## [Directions]
Your task is to copy every line of the records below that contains "text".

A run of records
** BEGIN **
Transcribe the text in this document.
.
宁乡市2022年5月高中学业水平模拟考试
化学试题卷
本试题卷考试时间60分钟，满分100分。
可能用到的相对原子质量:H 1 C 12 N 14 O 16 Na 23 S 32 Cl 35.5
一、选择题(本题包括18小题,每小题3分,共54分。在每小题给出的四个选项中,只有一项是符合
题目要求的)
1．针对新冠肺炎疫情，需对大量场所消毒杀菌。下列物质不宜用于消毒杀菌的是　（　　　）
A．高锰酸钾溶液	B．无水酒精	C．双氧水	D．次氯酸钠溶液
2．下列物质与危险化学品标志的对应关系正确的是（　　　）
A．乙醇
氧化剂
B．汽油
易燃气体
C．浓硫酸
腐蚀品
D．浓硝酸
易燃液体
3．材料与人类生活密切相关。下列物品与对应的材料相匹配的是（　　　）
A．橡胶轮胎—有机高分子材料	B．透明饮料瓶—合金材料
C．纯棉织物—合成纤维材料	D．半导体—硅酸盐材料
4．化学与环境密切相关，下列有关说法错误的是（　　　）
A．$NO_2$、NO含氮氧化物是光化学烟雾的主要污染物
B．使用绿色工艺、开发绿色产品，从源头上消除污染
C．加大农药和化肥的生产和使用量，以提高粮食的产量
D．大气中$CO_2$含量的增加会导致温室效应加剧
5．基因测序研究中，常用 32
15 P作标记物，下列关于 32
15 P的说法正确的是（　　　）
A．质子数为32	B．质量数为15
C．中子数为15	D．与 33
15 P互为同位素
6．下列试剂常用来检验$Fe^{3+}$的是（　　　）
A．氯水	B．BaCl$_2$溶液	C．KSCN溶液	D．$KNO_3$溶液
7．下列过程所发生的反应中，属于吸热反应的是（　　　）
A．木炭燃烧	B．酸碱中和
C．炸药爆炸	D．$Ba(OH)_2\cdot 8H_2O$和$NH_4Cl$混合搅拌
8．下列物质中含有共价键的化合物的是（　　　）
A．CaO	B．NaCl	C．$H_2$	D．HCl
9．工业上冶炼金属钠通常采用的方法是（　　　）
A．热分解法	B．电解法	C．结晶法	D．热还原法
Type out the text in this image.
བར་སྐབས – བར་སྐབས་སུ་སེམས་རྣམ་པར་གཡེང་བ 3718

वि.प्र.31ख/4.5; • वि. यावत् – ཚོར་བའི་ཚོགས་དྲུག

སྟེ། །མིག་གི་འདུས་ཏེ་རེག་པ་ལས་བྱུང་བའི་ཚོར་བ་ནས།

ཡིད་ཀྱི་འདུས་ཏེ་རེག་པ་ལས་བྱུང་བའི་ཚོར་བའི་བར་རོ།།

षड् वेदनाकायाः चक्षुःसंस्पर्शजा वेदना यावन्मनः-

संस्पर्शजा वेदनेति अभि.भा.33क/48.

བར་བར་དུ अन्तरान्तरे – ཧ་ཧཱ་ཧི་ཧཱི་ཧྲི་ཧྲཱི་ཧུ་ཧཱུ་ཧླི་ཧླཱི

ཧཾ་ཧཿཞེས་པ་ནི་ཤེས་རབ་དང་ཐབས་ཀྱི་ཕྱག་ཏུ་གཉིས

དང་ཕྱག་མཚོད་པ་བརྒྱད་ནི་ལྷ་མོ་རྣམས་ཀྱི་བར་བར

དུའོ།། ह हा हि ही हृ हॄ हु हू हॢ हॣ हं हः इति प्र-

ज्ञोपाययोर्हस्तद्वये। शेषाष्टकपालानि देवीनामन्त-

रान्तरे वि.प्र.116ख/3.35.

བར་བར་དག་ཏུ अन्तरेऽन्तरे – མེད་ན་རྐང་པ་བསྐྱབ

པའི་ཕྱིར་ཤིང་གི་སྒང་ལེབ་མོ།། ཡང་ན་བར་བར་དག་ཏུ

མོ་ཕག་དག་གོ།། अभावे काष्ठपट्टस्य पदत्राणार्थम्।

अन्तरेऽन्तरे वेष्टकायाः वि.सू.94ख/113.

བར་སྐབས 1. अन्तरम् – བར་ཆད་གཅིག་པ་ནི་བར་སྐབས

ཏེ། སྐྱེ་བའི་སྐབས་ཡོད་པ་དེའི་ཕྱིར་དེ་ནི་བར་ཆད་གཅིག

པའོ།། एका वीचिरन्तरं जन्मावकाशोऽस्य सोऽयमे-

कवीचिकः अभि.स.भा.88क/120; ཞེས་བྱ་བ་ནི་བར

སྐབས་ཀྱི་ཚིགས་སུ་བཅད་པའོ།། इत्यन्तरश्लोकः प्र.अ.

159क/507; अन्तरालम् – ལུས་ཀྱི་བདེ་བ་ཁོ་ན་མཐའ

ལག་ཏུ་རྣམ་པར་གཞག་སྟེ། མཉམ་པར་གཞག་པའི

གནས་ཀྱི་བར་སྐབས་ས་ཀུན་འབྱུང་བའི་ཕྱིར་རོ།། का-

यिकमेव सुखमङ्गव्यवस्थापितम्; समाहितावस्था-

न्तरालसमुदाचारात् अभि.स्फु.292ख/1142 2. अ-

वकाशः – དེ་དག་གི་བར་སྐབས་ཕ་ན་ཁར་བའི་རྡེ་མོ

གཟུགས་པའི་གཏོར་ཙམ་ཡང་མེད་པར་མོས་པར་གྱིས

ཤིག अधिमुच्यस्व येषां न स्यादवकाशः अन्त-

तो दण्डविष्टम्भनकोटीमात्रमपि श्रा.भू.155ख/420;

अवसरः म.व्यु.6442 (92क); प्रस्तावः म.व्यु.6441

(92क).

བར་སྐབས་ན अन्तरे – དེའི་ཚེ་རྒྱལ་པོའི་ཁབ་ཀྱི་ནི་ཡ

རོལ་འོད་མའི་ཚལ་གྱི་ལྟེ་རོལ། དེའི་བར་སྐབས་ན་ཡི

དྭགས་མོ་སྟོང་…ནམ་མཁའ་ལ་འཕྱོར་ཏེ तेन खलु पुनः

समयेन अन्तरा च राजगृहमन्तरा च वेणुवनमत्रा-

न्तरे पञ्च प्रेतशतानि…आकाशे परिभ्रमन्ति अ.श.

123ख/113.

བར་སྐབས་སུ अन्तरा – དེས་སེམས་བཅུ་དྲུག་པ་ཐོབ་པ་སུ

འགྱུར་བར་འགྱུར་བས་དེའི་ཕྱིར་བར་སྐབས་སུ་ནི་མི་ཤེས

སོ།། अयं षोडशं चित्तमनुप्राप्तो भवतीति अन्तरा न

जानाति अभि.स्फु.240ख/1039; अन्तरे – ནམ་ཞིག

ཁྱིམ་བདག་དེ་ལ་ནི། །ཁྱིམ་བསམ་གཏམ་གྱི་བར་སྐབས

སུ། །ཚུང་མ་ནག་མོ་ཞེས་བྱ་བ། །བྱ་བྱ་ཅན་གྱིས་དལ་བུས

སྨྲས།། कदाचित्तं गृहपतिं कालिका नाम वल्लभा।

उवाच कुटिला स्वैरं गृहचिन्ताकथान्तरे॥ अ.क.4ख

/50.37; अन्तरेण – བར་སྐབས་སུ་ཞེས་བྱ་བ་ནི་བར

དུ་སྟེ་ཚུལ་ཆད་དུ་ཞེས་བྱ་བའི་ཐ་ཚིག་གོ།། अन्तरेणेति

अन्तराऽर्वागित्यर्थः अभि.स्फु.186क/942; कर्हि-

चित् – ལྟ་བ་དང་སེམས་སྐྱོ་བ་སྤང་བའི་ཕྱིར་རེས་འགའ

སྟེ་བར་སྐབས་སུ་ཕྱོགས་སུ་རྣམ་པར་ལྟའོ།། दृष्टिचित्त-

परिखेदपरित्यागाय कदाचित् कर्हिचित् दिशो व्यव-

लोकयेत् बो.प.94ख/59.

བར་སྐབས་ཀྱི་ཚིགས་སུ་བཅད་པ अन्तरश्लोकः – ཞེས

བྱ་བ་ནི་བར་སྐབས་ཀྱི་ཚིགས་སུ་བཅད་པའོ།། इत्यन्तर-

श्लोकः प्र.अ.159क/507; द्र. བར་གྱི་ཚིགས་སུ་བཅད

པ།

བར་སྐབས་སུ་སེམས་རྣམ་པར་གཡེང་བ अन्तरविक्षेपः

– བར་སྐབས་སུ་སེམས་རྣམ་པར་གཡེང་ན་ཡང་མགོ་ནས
** END **
## [Right answer]
Transcribe the text in this document.
Type out the text in this image.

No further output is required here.